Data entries
* * * * *

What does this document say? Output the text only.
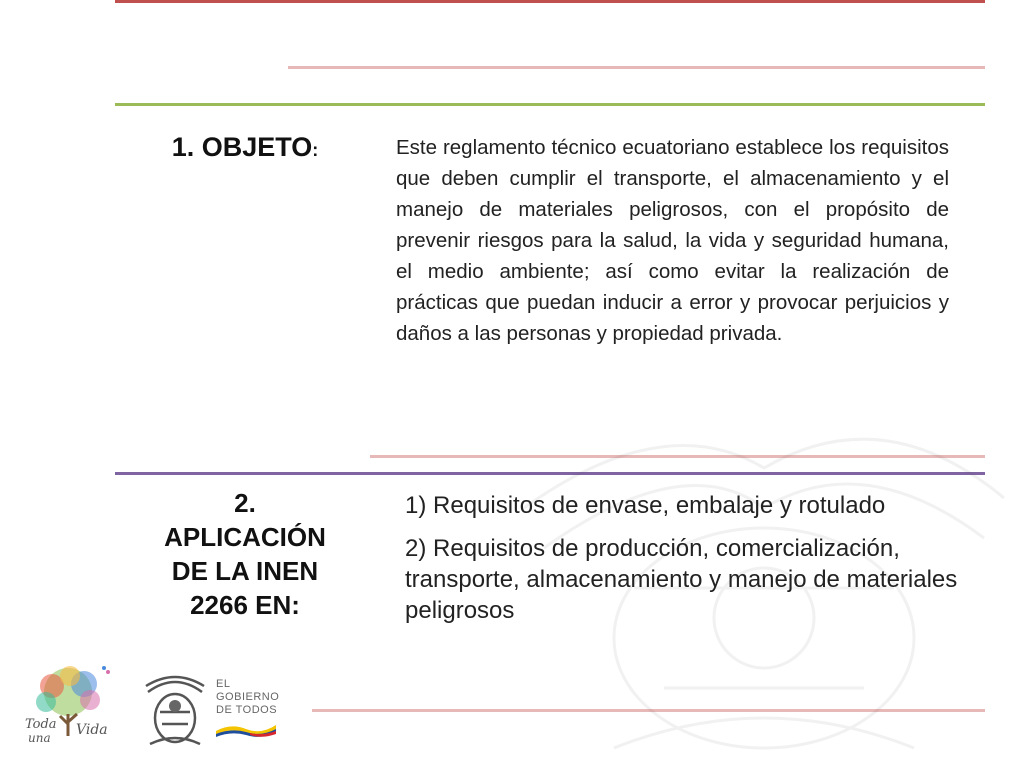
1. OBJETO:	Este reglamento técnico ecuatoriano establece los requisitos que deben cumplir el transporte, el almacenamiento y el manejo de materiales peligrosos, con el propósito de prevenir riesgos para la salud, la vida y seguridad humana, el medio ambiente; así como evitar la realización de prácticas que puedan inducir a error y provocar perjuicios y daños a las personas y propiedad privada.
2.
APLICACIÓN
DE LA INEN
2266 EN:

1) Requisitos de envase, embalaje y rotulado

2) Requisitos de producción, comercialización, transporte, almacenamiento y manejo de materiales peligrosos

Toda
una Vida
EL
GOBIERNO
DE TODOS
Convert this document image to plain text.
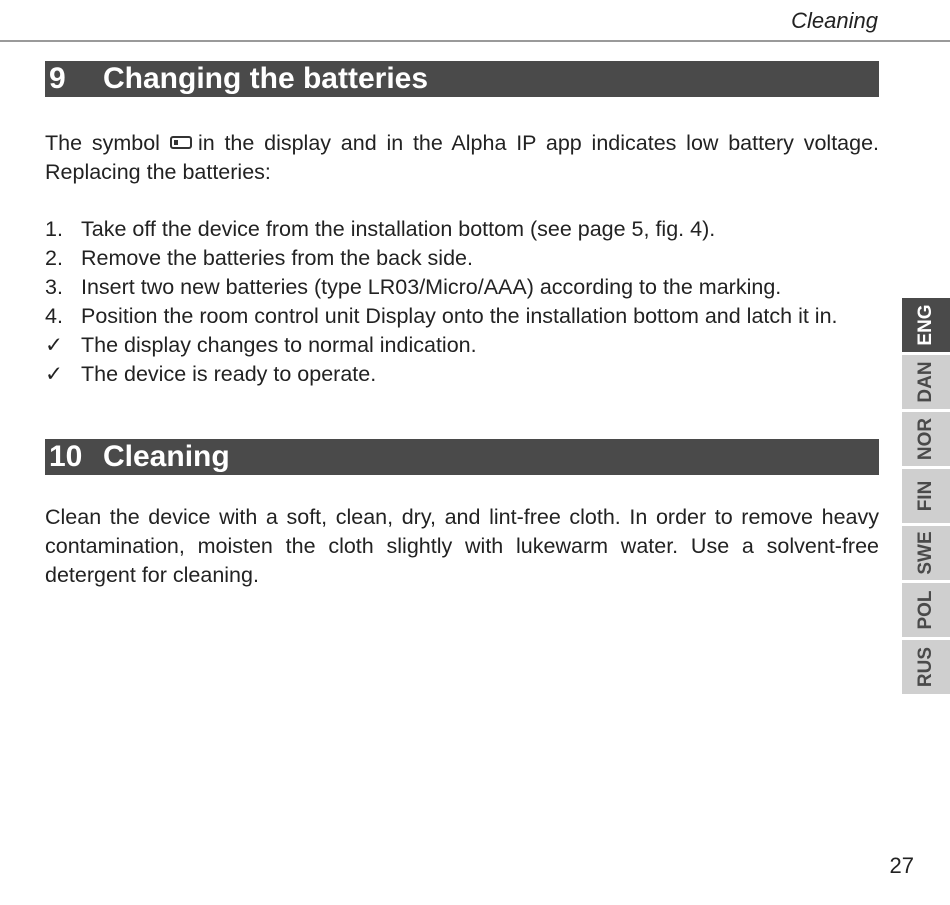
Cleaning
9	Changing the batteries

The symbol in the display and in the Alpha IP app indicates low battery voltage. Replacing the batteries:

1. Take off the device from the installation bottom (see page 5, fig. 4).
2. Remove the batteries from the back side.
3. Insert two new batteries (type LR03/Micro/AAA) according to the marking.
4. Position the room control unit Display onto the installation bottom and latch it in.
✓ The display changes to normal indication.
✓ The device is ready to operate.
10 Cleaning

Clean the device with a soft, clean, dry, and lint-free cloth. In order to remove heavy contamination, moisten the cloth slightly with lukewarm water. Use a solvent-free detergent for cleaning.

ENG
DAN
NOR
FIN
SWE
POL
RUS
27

* * * * *

» GIVEN REQUEST:
Transcribe every record above exactly as written, leaving out any pictures.

» SOLUTION BELOW:
What does this document say? Output the text only.
1. OBJETO:	Este reglamento técnico ecuatoriano establece los requisitos que deben cumplir el transporte, el almacenamiento y el manejo de materiales peligrosos, con el propósito de prevenir riesgos para la salud, la vida y seguridad humana, el medio ambiente; así como evitar la realización de prácticas que puedan inducir a error y provocar perjuicios y daños a las personas y propiedad privada.
2.
APLICACIÓN
DE LA INEN
2266 EN:

1) Requisitos de envase, embalaje y rotulado

2) Requisitos de producción, comercialización, transporte, almacenamiento y manejo de materiales peligrosos

Toda
una Vida
EL
GOBIERNO
DE TODOS
Convert this document image to plain text.
Cleaning
9	Changing the batteries

The symbol in the display and in the Alpha IP app indicates low battery voltage. Replacing the batteries:

1. Take off the device from the installation bottom (see page 5, fig. 4).
2. Remove the batteries from the back side.
3. Insert two new batteries (type LR03/Micro/AAA) according to the marking.
4. Position the room control unit Display onto the installation bottom and latch it in.
✓ The display changes to normal indication.
✓ The device is ready to operate.
10 Cleaning

Clean the device with a soft, clean, dry, and lint-free cloth. In order to remove heavy contamination, moisten the cloth slightly with lukewarm water. Use a solvent-free detergent for cleaning.

ENG
DAN
NOR
FIN
SWE
POL
RUS
27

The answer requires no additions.